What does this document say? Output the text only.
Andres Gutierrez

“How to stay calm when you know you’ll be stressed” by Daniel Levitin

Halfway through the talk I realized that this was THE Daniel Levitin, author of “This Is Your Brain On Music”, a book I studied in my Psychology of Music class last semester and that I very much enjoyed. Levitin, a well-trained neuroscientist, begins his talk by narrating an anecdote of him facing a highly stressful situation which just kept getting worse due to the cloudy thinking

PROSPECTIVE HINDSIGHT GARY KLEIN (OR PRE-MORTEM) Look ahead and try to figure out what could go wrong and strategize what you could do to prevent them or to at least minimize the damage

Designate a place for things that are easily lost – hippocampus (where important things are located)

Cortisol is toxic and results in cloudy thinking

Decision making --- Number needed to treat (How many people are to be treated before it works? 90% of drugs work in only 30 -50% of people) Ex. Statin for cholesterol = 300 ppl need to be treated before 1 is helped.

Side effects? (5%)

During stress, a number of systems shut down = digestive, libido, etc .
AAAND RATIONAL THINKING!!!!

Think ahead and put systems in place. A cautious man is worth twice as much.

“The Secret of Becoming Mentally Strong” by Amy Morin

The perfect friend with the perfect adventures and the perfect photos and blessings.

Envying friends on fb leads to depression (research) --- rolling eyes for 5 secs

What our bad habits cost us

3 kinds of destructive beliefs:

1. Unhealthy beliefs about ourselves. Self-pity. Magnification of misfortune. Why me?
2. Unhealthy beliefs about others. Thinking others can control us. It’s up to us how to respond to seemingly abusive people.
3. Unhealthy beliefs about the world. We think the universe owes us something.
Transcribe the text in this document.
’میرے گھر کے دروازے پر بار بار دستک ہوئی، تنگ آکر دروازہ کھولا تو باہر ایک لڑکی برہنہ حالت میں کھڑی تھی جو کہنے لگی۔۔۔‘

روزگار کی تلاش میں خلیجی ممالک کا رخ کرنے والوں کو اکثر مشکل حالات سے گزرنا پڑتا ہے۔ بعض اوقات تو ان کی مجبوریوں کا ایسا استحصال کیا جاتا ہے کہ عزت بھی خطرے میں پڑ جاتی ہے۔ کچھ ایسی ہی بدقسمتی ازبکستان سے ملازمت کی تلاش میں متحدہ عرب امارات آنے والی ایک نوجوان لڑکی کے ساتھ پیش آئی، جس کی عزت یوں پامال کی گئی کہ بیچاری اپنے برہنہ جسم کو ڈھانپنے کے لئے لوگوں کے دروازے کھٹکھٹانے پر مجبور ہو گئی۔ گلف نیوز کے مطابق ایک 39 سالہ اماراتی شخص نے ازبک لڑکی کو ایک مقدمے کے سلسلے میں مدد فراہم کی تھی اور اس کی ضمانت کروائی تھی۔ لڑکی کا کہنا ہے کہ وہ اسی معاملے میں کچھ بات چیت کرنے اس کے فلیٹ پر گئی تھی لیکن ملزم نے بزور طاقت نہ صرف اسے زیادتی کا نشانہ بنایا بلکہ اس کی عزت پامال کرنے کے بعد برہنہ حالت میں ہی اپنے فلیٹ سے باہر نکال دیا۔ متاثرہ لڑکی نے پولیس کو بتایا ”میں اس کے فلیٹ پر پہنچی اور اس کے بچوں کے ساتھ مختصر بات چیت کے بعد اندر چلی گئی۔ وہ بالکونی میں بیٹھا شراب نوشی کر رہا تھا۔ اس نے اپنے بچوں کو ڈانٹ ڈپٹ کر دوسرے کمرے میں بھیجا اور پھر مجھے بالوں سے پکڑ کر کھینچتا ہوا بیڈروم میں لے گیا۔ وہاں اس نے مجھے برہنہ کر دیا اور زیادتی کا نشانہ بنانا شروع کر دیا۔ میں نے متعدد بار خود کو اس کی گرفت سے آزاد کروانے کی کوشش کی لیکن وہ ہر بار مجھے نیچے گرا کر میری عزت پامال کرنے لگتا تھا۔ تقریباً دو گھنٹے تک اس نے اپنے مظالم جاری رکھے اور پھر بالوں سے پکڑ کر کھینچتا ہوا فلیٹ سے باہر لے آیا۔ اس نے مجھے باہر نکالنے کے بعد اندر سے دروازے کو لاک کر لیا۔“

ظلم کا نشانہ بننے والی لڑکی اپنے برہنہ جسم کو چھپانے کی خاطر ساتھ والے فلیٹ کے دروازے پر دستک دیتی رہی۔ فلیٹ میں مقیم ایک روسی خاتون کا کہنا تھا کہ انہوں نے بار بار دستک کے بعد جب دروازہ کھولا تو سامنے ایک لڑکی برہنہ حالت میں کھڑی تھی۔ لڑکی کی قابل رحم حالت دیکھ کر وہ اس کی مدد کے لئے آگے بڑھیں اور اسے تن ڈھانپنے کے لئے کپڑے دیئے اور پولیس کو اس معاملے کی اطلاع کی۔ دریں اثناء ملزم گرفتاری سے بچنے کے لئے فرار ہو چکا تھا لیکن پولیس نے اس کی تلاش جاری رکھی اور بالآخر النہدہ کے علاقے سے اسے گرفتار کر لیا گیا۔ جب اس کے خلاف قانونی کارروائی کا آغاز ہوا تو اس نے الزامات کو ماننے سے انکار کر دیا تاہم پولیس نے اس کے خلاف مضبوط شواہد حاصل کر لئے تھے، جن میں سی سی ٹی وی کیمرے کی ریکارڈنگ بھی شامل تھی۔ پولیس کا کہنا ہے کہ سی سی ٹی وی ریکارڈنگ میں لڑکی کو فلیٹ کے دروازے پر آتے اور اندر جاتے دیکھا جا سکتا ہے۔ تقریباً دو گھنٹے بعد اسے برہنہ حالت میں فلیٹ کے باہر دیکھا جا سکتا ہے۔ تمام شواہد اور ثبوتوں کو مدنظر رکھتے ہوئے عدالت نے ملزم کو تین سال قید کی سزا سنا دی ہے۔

######

__PROBLEM TO WORK ON__. Take the entries above and copy them out exactly.

__SOLUTION FOR THIS TASK__.
What does this document say? Output the text only.
Andres Gutierrez

“How to stay calm when you know you’ll be stressed” by Daniel Levitin

Halfway through the talk I realized that this was THE Daniel Levitin, author of “This Is Your Brain On Music”, a book I studied in my Psychology of Music class last semester and that I very much enjoyed. Levitin, a well-trained neuroscientist, begins his talk by narrating an anecdote of him facing a highly stressful situation which just kept getting worse due to the cloudy thinking

PROSPECTIVE HINDSIGHT GARY KLEIN (OR PRE-MORTEM) Look ahead and try to figure out what could go wrong and strategize what you could do to prevent them or to at least minimize the damage

Designate a place for things that are easily lost – hippocampus (where important things are located)

Cortisol is toxic and results in cloudy thinking

Decision making --- Number needed to treat (How many people are to be treated before it works? 90% of drugs work in only 30 -50% of people) Ex. Statin for cholesterol = 300 ppl need to be treated before 1 is helped.

Side effects? (5%)

During stress, a number of systems shut down = digestive, libido, etc .
AAAND RATIONAL THINKING!!!!

Think ahead and put systems in place. A cautious man is worth twice as much.

“The Secret of Becoming Mentally Strong” by Amy Morin

The perfect friend with the perfect adventures and the perfect photos and blessings.

Envying friends on fb leads to depression (research) --- rolling eyes for 5 secs

What our bad habits cost us

3 kinds of destructive beliefs:

1. Unhealthy beliefs about ourselves. Self-pity. Magnification of misfortune. Why me?
2. Unhealthy beliefs about others. Thinking others can control us. It’s up to us how to respond to seemingly abusive people.
3. Unhealthy beliefs about the world. We think the universe owes us something.
Transcribe the text in this document.
’میرے گھر کے دروازے پر بار بار دستک ہوئی، تنگ آکر دروازہ کھولا تو باہر ایک لڑکی برہنہ حالت میں کھڑی تھی جو کہنے لگی۔۔۔‘

روزگار کی تلاش میں خلیجی ممالک کا رخ کرنے والوں کو اکثر مشکل حالات سے گزرنا پڑتا ہے۔ بعض اوقات تو ان کی مجبوریوں کا ایسا استحصال کیا جاتا ہے کہ عزت بھی خطرے میں پڑ جاتی ہے۔ کچھ ایسی ہی بدقسمتی ازبکستان سے ملازمت کی تلاش میں متحدہ عرب امارات آنے والی ایک نوجوان لڑکی کے ساتھ پیش آئی، جس کی عزت یوں پامال کی گئی کہ بیچاری اپنے برہنہ جسم کو ڈھانپنے کے لئے لوگوں کے دروازے کھٹکھٹانے پر مجبور ہو گئی۔ گلف نیوز کے مطابق ایک 39 سالہ اماراتی شخص نے ازبک لڑکی کو ایک مقدمے کے سلسلے میں مدد فراہم کی تھی اور اس کی ضمانت کروائی تھی۔ لڑکی کا کہنا ہے کہ وہ اسی معاملے میں کچھ بات چیت کرنے اس کے فلیٹ پر گئی تھی لیکن ملزم نے بزور طاقت نہ صرف اسے زیادتی کا نشانہ بنایا بلکہ اس کی عزت پامال کرنے کے بعد برہنہ حالت میں ہی اپنے فلیٹ سے باہر نکال دیا۔ متاثرہ لڑکی نے پولیس کو بتایا ”میں اس کے فلیٹ پر پہنچی اور اس کے بچوں کے ساتھ مختصر بات چیت کے بعد اندر چلی گئی۔ وہ بالکونی میں بیٹھا شراب نوشی کر رہا تھا۔ اس نے اپنے بچوں کو ڈانٹ ڈپٹ کر دوسرے کمرے میں بھیجا اور پھر مجھے بالوں سے پکڑ کر کھینچتا ہوا بیڈروم میں لے گیا۔ وہاں اس نے مجھے برہنہ کر دیا اور زیادتی کا نشانہ بنانا شروع کر دیا۔ میں نے متعدد بار خود کو اس کی گرفت سے آزاد کروانے کی کوشش کی لیکن وہ ہر بار مجھے نیچے گرا کر میری عزت پامال کرنے لگتا تھا۔ تقریباً دو گھنٹے تک اس نے اپنے مظالم جاری رکھے اور پھر بالوں سے پکڑ کر کھینچتا ہوا فلیٹ سے باہر لے آیا۔ اس نے مجھے باہر نکالنے کے بعد اندر سے دروازے کو لاک کر لیا۔“

ظلم کا نشانہ بننے والی لڑکی اپنے برہنہ جسم کو چھپانے کی خاطر ساتھ والے فلیٹ کے دروازے پر دستک دیتی رہی۔ فلیٹ میں مقیم ایک روسی خاتون کا کہنا تھا کہ انہوں نے بار بار دستک کے بعد جب دروازہ کھولا تو سامنے ایک لڑکی برہنہ حالت میں کھڑی تھی۔ لڑکی کی قابل رحم حالت دیکھ کر وہ اس کی مدد کے لئے آگے بڑھیں اور اسے تن ڈھانپنے کے لئے کپڑے دیئے اور پولیس کو اس معاملے کی اطلاع کی۔ دریں اثناء ملزم گرفتاری سے بچنے کے لئے فرار ہو چکا تھا لیکن پولیس نے اس کی تلاش جاری رکھی اور بالآخر النہدہ کے علاقے سے اسے گرفتار کر لیا گیا۔ جب اس کے خلاف قانونی کارروائی کا آغاز ہوا تو اس نے الزامات کو ماننے سے انکار کر دیا تاہم پولیس نے اس کے خلاف مضبوط شواہد حاصل کر لئے تھے، جن میں سی سی ٹی وی کیمرے کی ریکارڈنگ بھی شامل تھی۔ پولیس کا کہنا ہے کہ سی سی ٹی وی ریکارڈنگ میں لڑکی کو فلیٹ کے دروازے پر آتے اور اندر جاتے دیکھا جا سکتا ہے۔ تقریباً دو گھنٹے بعد اسے برہنہ حالت میں فلیٹ کے باہر دیکھا جا سکتا ہے۔ تمام شواہد اور ثبوتوں کو مدنظر رکھتے ہوئے عدالت نے ملزم کو تین سال قید کی سزا سنا دی ہے۔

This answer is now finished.